Aim of the exercise —
Your task is to copy every record exactly.

###

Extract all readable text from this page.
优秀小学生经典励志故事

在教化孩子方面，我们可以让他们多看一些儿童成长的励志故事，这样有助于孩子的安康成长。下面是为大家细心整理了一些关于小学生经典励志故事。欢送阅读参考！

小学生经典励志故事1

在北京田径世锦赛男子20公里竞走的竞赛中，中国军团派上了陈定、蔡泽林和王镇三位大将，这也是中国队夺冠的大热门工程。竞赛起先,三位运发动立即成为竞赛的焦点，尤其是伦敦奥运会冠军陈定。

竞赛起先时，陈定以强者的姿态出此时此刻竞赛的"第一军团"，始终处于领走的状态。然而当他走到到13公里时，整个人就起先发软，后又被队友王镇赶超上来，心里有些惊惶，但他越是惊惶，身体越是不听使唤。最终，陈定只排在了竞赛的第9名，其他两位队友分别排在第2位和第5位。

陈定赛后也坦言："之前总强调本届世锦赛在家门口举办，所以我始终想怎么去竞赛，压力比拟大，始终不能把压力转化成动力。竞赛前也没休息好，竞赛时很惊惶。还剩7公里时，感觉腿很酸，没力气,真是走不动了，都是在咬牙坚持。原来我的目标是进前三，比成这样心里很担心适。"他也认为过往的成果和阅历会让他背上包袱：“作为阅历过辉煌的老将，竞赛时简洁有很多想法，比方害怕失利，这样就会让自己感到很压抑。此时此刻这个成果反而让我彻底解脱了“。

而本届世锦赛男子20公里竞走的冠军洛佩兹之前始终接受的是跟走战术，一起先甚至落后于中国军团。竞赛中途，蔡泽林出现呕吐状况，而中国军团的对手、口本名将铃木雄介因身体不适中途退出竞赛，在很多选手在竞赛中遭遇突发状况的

###

Task output —
Extract all readable text from this page.
优秀小学生经典励志故事

在教化孩子方面，我们可以让他们多看一些儿童成长的励志故事，这样有助于孩子的安康成长。下面是为大家细心整理了一些关于小学生经典励志故事。欢送阅读参考！

小学生经典励志故事1

在北京田径世锦赛男子20公里竞走的竞赛中，中国军团派上了陈定、蔡泽林和王镇三位大将，这也是中国队夺冠的大热门工程。竞赛起先,三位运发动立即成为竞赛的焦点，尤其是伦敦奥运会冠军陈定。

竞赛起先时，陈定以强者的姿态出此时此刻竞赛的"第一军团"，始终处于领走的状态。然而当他走到到13公里时，整个人就起先发软，后又被队友王镇赶超上来，心里有些惊惶，但他越是惊惶，身体越是不听使唤。最终，陈定只排在了竞赛的第9名，其他两位队友分别排在第2位和第5位。

陈定赛后也坦言："之前总强调本届世锦赛在家门口举办，所以我始终想怎么去竞赛，压力比拟大，始终不能把压力转化成动力。竞赛前也没休息好，竞赛时很惊惶。还剩7公里时，感觉腿很酸，没力气,真是走不动了，都是在咬牙坚持。原来我的目标是进前三，比成这样心里很担心适。"他也认为过往的成果和阅历会让他背上包袱：“作为阅历过辉煌的老将，竞赛时简洁有很多想法，比方害怕失利，这样就会让自己感到很压抑。此时此刻这个成果反而让我彻底解脱了“。

而本届世锦赛男子20公里竞走的冠军洛佩兹之前始终接受的是跟走战术，一起先甚至落后于中国军团。竞赛中途，蔡泽林出现呕吐状况，而中国军团的对手、口本名将铃木雄介因身体不适中途退出竞赛，在很多选手在竞赛中遭遇突发状况的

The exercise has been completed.